Objective
Quote the listing below in its entirety, omitting every image.

Records for this task
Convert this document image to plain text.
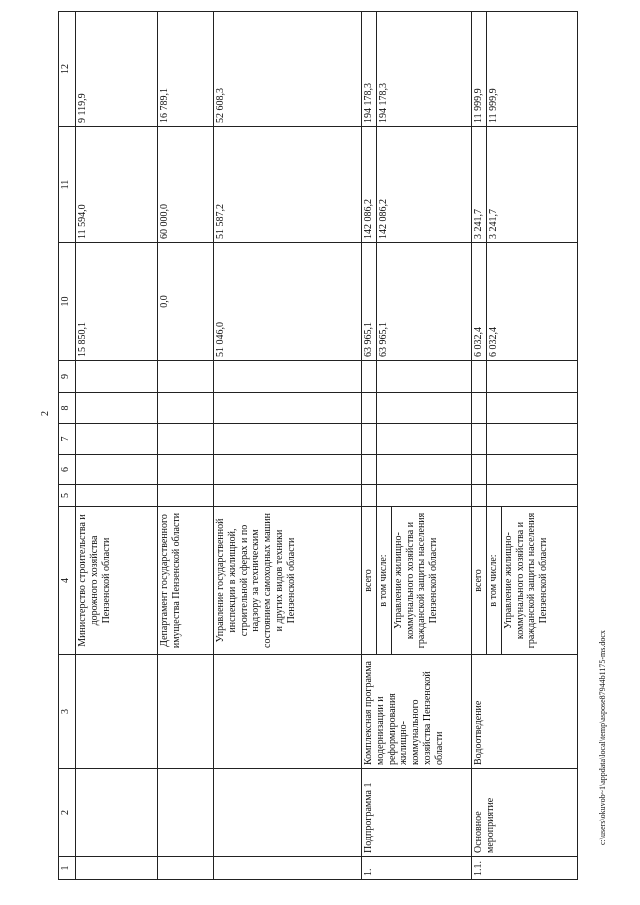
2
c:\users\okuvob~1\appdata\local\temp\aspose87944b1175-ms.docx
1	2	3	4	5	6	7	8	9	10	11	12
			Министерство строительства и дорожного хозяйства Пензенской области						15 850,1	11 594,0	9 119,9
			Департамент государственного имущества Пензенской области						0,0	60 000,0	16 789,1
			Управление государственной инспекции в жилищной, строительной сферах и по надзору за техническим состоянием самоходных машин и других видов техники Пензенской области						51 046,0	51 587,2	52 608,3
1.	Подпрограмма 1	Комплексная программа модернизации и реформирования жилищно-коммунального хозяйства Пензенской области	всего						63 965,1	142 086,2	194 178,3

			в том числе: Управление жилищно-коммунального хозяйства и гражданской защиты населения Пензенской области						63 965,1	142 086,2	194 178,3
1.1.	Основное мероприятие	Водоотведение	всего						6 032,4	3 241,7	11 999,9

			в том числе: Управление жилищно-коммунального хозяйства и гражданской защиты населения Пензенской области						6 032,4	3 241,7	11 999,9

Reply
Convert this document image to plain text.
2
c:\users\okuvob~1\appdata\local\temp\aspose87944b1175-ms.docx
1	2	3	4	5	6	7	8	9	10	11	12
			Министерство строительства и дорожного хозяйства Пензенской области						15 850,1	11 594,0	9 119,9
			Департамент государственного имущества Пензенской области						0,0	60 000,0	16 789,1
			Управление государственной инспекции в жилищной, строительной сферах и по надзору за техническим состоянием самоходных машин и других видов техники Пензенской области						51 046,0	51 587,2	52 608,3
1.	Подпрограмма 1	Комплексная программа модернизации и реформирования жилищно-коммунального хозяйства Пензенской области	всего						63 965,1	142 086,2	194 178,3

			в том числе: Управление жилищно-коммунального хозяйства и гражданской защиты населения Пензенской области						63 965,1	142 086,2	194 178,3
1.1.	Основное мероприятие	Водоотведение	всего						6 032,4	3 241,7	11 999,9

			в том числе: Управление жилищно-коммунального хозяйства и гражданской защиты населения Пензенской области						6 032,4	3 241,7	11 999,9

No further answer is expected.